### Exercise goal:
Print the entire listing. Each line must match the original exactly.
'''
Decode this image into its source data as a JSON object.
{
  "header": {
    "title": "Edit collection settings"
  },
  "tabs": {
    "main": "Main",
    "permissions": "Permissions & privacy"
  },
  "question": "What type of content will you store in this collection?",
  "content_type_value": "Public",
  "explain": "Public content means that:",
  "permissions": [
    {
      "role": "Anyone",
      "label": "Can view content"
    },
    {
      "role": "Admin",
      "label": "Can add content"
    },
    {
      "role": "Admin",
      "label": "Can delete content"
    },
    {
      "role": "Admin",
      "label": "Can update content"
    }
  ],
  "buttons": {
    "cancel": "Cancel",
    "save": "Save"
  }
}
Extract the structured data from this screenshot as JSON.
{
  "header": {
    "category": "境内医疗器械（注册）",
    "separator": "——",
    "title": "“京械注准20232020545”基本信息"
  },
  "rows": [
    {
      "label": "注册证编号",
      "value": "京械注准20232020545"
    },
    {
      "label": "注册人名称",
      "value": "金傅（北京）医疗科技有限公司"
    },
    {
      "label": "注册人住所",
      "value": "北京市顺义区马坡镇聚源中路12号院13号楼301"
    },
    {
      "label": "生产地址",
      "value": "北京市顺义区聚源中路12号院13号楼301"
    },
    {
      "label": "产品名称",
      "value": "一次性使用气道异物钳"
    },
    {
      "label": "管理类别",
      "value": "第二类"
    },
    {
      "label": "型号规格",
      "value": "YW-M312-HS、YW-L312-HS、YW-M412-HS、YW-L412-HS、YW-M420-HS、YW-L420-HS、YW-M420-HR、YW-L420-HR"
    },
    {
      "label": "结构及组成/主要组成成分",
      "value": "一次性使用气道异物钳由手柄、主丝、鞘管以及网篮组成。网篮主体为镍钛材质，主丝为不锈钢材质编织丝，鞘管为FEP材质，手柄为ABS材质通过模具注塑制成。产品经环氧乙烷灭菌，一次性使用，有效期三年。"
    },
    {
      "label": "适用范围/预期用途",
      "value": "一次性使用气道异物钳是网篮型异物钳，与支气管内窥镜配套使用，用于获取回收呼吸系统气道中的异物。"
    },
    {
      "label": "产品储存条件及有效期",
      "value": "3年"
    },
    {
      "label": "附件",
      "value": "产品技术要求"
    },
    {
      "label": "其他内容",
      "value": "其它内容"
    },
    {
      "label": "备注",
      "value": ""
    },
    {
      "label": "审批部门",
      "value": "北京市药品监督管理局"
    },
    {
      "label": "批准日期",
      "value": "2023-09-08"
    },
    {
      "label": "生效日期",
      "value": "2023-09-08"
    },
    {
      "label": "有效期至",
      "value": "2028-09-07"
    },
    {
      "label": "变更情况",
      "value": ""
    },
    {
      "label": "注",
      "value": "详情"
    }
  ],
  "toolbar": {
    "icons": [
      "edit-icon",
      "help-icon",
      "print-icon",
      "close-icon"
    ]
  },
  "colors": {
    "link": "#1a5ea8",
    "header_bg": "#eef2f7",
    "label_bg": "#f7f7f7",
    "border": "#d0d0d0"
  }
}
'''
### Output below:
Decode this image into its source data as a JSON object.
{
  "header": {
    "title": "Edit collection settings"
  },
  "tabs": {
    "main": "Main",
    "permissions": "Permissions & privacy"
  },
  "question": "What type of content will you store in this collection?",
  "content_type_value": "Public",
  "explain": "Public content means that:",
  "permissions": [
    {
      "role": "Anyone",
      "label": "Can view content"
    },
    {
      "role": "Admin",
      "label": "Can add content"
    },
    {
      "role": "Admin",
      "label": "Can delete content"
    },
    {
      "role": "Admin",
      "label": "Can update content"
    }
  ],
  "buttons": {
    "cancel": "Cancel",
    "save": "Save"
  }
}
Extract the structured data from this screenshot as JSON.
{
  "header": {
    "category": "境内医疗器械（注册）",
    "separator": "——",
    "title": "“京械注准20232020545”基本信息"
  },
  "rows": [
    {
      "label": "注册证编号",
      "value": "京械注准20232020545"
    },
    {
      "label": "注册人名称",
      "value": "金傅（北京）医疗科技有限公司"
    },
    {
      "label": "注册人住所",
      "value": "北京市顺义区马坡镇聚源中路12号院13号楼301"
    },
    {
      "label": "生产地址",
      "value": "北京市顺义区聚源中路12号院13号楼301"
    },
    {
      "label": "产品名称",
      "value": "一次性使用气道异物钳"
    },
    {
      "label": "管理类别",
      "value": "第二类"
    },
    {
      "label": "型号规格",
      "value": "YW-M312-HS、YW-L312-HS、YW-M412-HS、YW-L412-HS、YW-M420-HS、YW-L420-HS、YW-M420-HR、YW-L420-HR"
    },
    {
      "label": "结构及组成/主要组成成分",
      "value": "一次性使用气道异物钳由手柄、主丝、鞘管以及网篮组成。网篮主体为镍钛材质，主丝为不锈钢材质编织丝，鞘管为FEP材质，手柄为ABS材质通过模具注塑制成。产品经环氧乙烷灭菌，一次性使用，有效期三年。"
    },
    {
      "label": "适用范围/预期用途",
      "value": "一次性使用气道异物钳是网篮型异物钳，与支气管内窥镜配套使用，用于获取回收呼吸系统气道中的异物。"
    },
    {
      "label": "产品储存条件及有效期",
      "value": "3年"
    },
    {
      "label": "附件",
      "value": "产品技术要求"
    },
    {
      "label": "其他内容",
      "value": "其它内容"
    },
    {
      "label": "备注",
      "value": ""
    },
    {
      "label": "审批部门",
      "value": "北京市药品监督管理局"
    },
    {
      "label": "批准日期",
      "value": "2023-09-08"
    },
    {
      "label": "生效日期",
      "value": "2023-09-08"
    },
    {
      "label": "有效期至",
      "value": "2028-09-07"
    },
    {
      "label": "变更情况",
      "value": ""
    },
    {
      "label": "注",
      "value": "详情"
    }
  ],
  "toolbar": {
    "icons": [
      "edit-icon",
      "help-icon",
      "print-icon",
      "close-icon"
    ]
  },
  "colors": {
    "link": "#1a5ea8",
    "header_bg": "#eef2f7",
    "label_bg": "#f7f7f7",
    "border": "#d0d0d0"
  }
}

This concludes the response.